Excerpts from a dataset
┌────────

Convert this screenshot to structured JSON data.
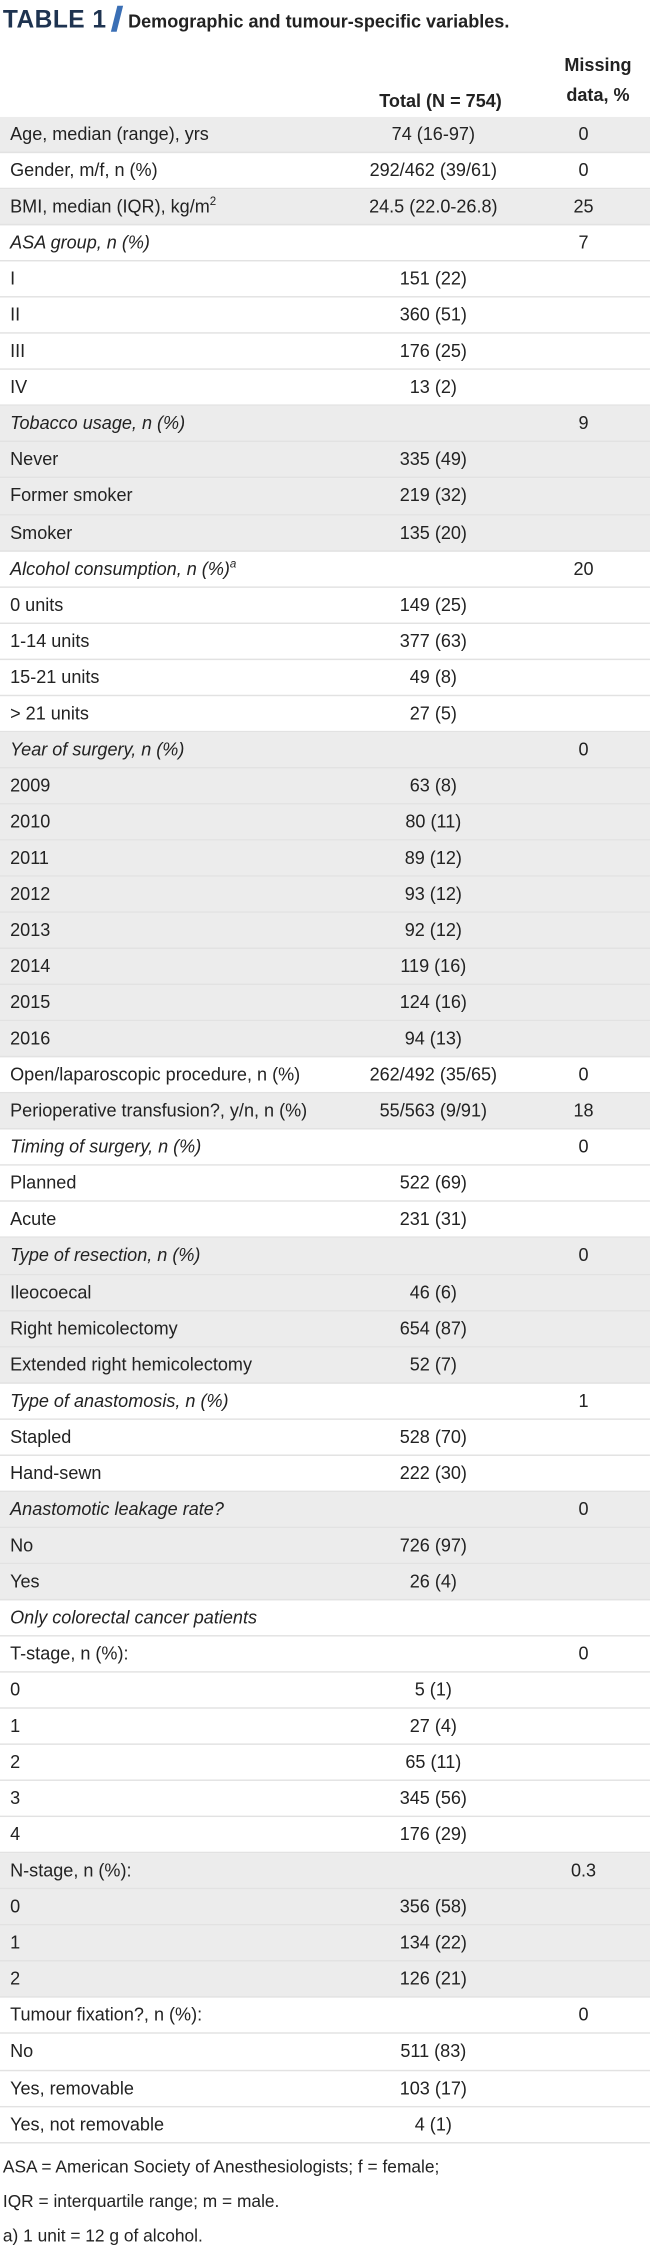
{
  "header": {
    "label": "TABLE 1",
    "caption": "Demographic and tumour-specific variables."
  },
  "table": {
    "columns": [
      "Total (N = 754)",
      "Missing data, %"
    ],
    "rows": [
      {
        "label": "Age, median (range), yrs",
        "total": "74 (16-97)",
        "missing": "0",
        "shaded": true
      },
      {
        "label": "Gender, m/f, n (%)",
        "total": "292/462 (39/61)",
        "missing": "0"
      },
      {
        "label": "BMI, median (IQR), kg/m",
        "sup": "2",
        "total": "24.5 (22.0-26.8)",
        "missing": "25",
        "shaded": true
      },
      {
        "label": "ASA group, n (%)",
        "italic": true,
        "missing": "7"
      },
      {
        "label": "I",
        "total": "151 (22)"
      },
      {
        "label": "II",
        "total": "360 (51)"
      },
      {
        "label": "III",
        "total": "176 (25)"
      },
      {
        "label": "IV",
        "total": "13 (2)"
      },
      {
        "label": "Tobacco usage, n (%)",
        "italic": true,
        "missing": "9",
        "shaded": true
      },
      {
        "label": "Never",
        "total": "335 (49)",
        "shaded": true
      },
      {
        "label": "Former smoker",
        "total": "219 (32)",
        "shaded": true
      },
      {
        "label": "Smoker",
        "total": "135 (20)",
        "shaded": true
      },
      {
        "label": "Alcohol consumption, n (%)",
        "sup": "a",
        "italic": true,
        "missing": "20"
      },
      {
        "label": "0 units",
        "total": "149 (25)"
      },
      {
        "label": "1-14 units",
        "total": "377 (63)"
      },
      {
        "label": "15-21 units",
        "total": "49 (8)"
      },
      {
        "label": "> 21 units",
        "total": "27 (5)"
      },
      {
        "label": "Year of surgery, n (%)",
        "italic": true,
        "missing": "0",
        "shaded": true
      },
      {
        "label": "2009",
        "total": "63 (8)",
        "shaded": true
      },
      {
        "label": "2010",
        "total": "80 (11)",
        "shaded": true
      },
      {
        "label": "2011",
        "total": "89 (12)",
        "shaded": true
      },
      {
        "label": "2012",
        "total": "93 (12)",
        "shaded": true
      },
      {
        "label": "2013",
        "total": "92 (12)",
        "shaded": true
      },
      {
        "label": "2014",
        "total": "119 (16)",
        "shaded": true
      },
      {
        "label": "2015",
        "total": "124 (16)",
        "shaded": true
      },
      {
        "label": "2016",
        "total": "94 (13)",
        "shaded": true
      },
      {
        "label": "Open/laparoscopic procedure, n (%)",
        "total": "262/492 (35/65)",
        "missing": "0"
      },
      {
        "label": "Perioperative transfusion?, y/n, n (%)",
        "total": "55/563 (9/91)",
        "missing": "18",
        "shaded": true
      },
      {
        "label": "Timing of surgery, n (%)",
        "italic": true,
        "missing": "0"
      },
      {
        "label": "Planned",
        "total": "522 (69)"
      },
      {
        "label": "Acute",
        "total": "231 (31)"
      },
      {
        "label": "Type of resection, n (%)",
        "italic": true,
        "missing": "0",
        "shaded": true
      },
      {
        "label": "Ileocoecal",
        "total": "46 (6)",
        "shaded": true
      },
      {
        "label": "Right hemicolectomy",
        "total": "654 (87)",
        "shaded": true
      },
      {
        "label": "Extended right hemicolectomy",
        "total": "52 (7)",
        "shaded": true
      },
      {
        "label": "Type of anastomosis, n (%)",
        "italic": true,
        "missing": "1"
      },
      {
        "label": "Stapled",
        "total": "528 (70)"
      },
      {
        "label": "Hand-sewn",
        "total": "222 (30)"
      },
      {
        "label": "Anastomotic leakage rate?",
        "italic": true,
        "missing": "0",
        "shaded": true
      },
      {
        "label": "No",
        "total": "726 (97)",
        "shaded": true
      },
      {
        "label": "Yes",
        "total": "26 (4)",
        "shaded": true
      },
      {
        "label": "Only colorectal cancer patients",
        "italic": true
      },
      {
        "label": "T-stage, n (%):",
        "missing": "0"
      },
      {
        "label": "0",
        "total": "5 (1)"
      },
      {
        "label": "1",
        "total": "27 (4)"
      },
      {
        "label": "2",
        "total": "65 (11)"
      },
      {
        "label": "3",
        "total": "345 (56)"
      },
      {
        "label": "4",
        "total": "176 (29)"
      },
      {
        "label": "N-stage, n (%):",
        "missing": "0.3",
        "shaded": true
      },
      {
        "label": "0",
        "total": "356 (58)",
        "shaded": true
      },
      {
        "label": "1",
        "total": "134 (22)",
        "shaded": true
      },
      {
        "label": "2",
        "total": "126 (21)",
        "shaded": true
      },
      {
        "label": "Tumour fixation?, n (%):",
        "missing": "0"
      },
      {
        "label": "No",
        "total": "511 (83)"
      },
      {
        "label": "Yes, removable",
        "total": "103 (17)"
      },
      {
        "label": "Yes, not removable",
        "total": "4 (1)"
      }
    ]
  },
  "footnotes": [
    "ASA = American Society of Anesthesiologists; f = female;",
    "IQR = interquartile range; m = male.",
    "a) 1 unit = 12 g of alcohol."
  ]
}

└────────

What the exercise asks: Take every entry and repeat it verbatim, minus the pictures.

Task result:
Convert this screenshot to structured JSON data.
{
  "header": {
    "label": "TABLE 1",
    "caption": "Demographic and tumour-specific variables."
  },
  "table": {
    "columns": [
      "Total (N = 754)",
      "Missing data, %"
    ],
    "rows": [
      {
        "label": "Age, median (range), yrs",
        "total": "74 (16-97)",
        "missing": "0",
        "shaded": true
      },
      {
        "label": "Gender, m/f, n (%)",
        "total": "292/462 (39/61)",
        "missing": "0"
      },
      {
        "label": "BMI, median (IQR), kg/m",
        "sup": "2",
        "total": "24.5 (22.0-26.8)",
        "missing": "25",
        "shaded": true
      },
      {
        "label": "ASA group, n (%)",
        "italic": true,
        "missing": "7"
      },
      {
        "label": "I",
        "total": "151 (22)"
      },
      {
        "label": "II",
        "total": "360 (51)"
      },
      {
        "label": "III",
        "total": "176 (25)"
      },
      {
        "label": "IV",
        "total": "13 (2)"
      },
      {
        "label": "Tobacco usage, n (%)",
        "italic": true,
        "missing": "9",
        "shaded": true
      },
      {
        "label": "Never",
        "total": "335 (49)",
        "shaded": true
      },
      {
        "label": "Former smoker",
        "total": "219 (32)",
        "shaded": true
      },
      {
        "label": "Smoker",
        "total": "135 (20)",
        "shaded": true
      },
      {
        "label": "Alcohol consumption, n (%)",
        "sup": "a",
        "italic": true,
        "missing": "20"
      },
      {
        "label": "0 units",
        "total": "149 (25)"
      },
      {
        "label": "1-14 units",
        "total": "377 (63)"
      },
      {
        "label": "15-21 units",
        "total": "49 (8)"
      },
      {
        "label": "> 21 units",
        "total": "27 (5)"
      },
      {
        "label": "Year of surgery, n (%)",
        "italic": true,
        "missing": "0",
        "shaded": true
      },
      {
        "label": "2009",
        "total": "63 (8)",
        "shaded": true
      },
      {
        "label": "2010",
        "total": "80 (11)",
        "shaded": true
      },
      {
        "label": "2011",
        "total": "89 (12)",
        "shaded": true
      },
      {
        "label": "2012",
        "total": "93 (12)",
        "shaded": true
      },
      {
        "label": "2013",
        "total": "92 (12)",
        "shaded": true
      },
      {
        "label": "2014",
        "total": "119 (16)",
        "shaded": true
      },
      {
        "label": "2015",
        "total": "124 (16)",
        "shaded": true
      },
      {
        "label": "2016",
        "total": "94 (13)",
        "shaded": true
      },
      {
        "label": "Open/laparoscopic procedure, n (%)",
        "total": "262/492 (35/65)",
        "missing": "0"
      },
      {
        "label": "Perioperative transfusion?, y/n, n (%)",
        "total": "55/563 (9/91)",
        "missing": "18",
        "shaded": true
      },
      {
        "label": "Timing of surgery, n (%)",
        "italic": true,
        "missing": "0"
      },
      {
        "label": "Planned",
        "total": "522 (69)"
      },
      {
        "label": "Acute",
        "total": "231 (31)"
      },
      {
        "label": "Type of resection, n (%)",
        "italic": true,
        "missing": "0",
        "shaded": true
      },
      {
        "label": "Ileocoecal",
        "total": "46 (6)",
        "shaded": true
      },
      {
        "label": "Right hemicolectomy",
        "total": "654 (87)",
        "shaded": true
      },
      {
        "label": "Extended right hemicolectomy",
        "total": "52 (7)",
        "shaded": true
      },
      {
        "label": "Type of anastomosis, n (%)",
        "italic": true,
        "missing": "1"
      },
      {
        "label": "Stapled",
        "total": "528 (70)"
      },
      {
        "label": "Hand-sewn",
        "total": "222 (30)"
      },
      {
        "label": "Anastomotic leakage rate?",
        "italic": true,
        "missing": "0",
        "shaded": true
      },
      {
        "label": "No",
        "total": "726 (97)",
        "shaded": true
      },
      {
        "label": "Yes",
        "total": "26 (4)",
        "shaded": true
      },
      {
        "label": "Only colorectal cancer patients",
        "italic": true
      },
      {
        "label": "T-stage, n (%):",
        "missing": "0"
      },
      {
        "label": "0",
        "total": "5 (1)"
      },
      {
        "label": "1",
        "total": "27 (4)"
      },
      {
        "label": "2",
        "total": "65 (11)"
      },
      {
        "label": "3",
        "total": "345 (56)"
      },
      {
        "label": "4",
        "total": "176 (29)"
      },
      {
        "label": "N-stage, n (%):",
        "missing": "0.3",
        "shaded": true
      },
      {
        "label": "0",
        "total": "356 (58)",
        "shaded": true
      },
      {
        "label": "1",
        "total": "134 (22)",
        "shaded": true
      },
      {
        "label": "2",
        "total": "126 (21)",
        "shaded": true
      },
      {
        "label": "Tumour fixation?, n (%):",
        "missing": "0"
      },
      {
        "label": "No",
        "total": "511 (83)"
      },
      {
        "label": "Yes, removable",
        "total": "103 (17)"
      },
      {
        "label": "Yes, not removable",
        "total": "4 (1)"
      }
    ]
  },
  "footnotes": [
    "ASA = American Society of Anesthesiologists; f = female;",
    "IQR = interquartile range; m = male.",
    "a) 1 unit = 12 g of alcohol."
  ]
}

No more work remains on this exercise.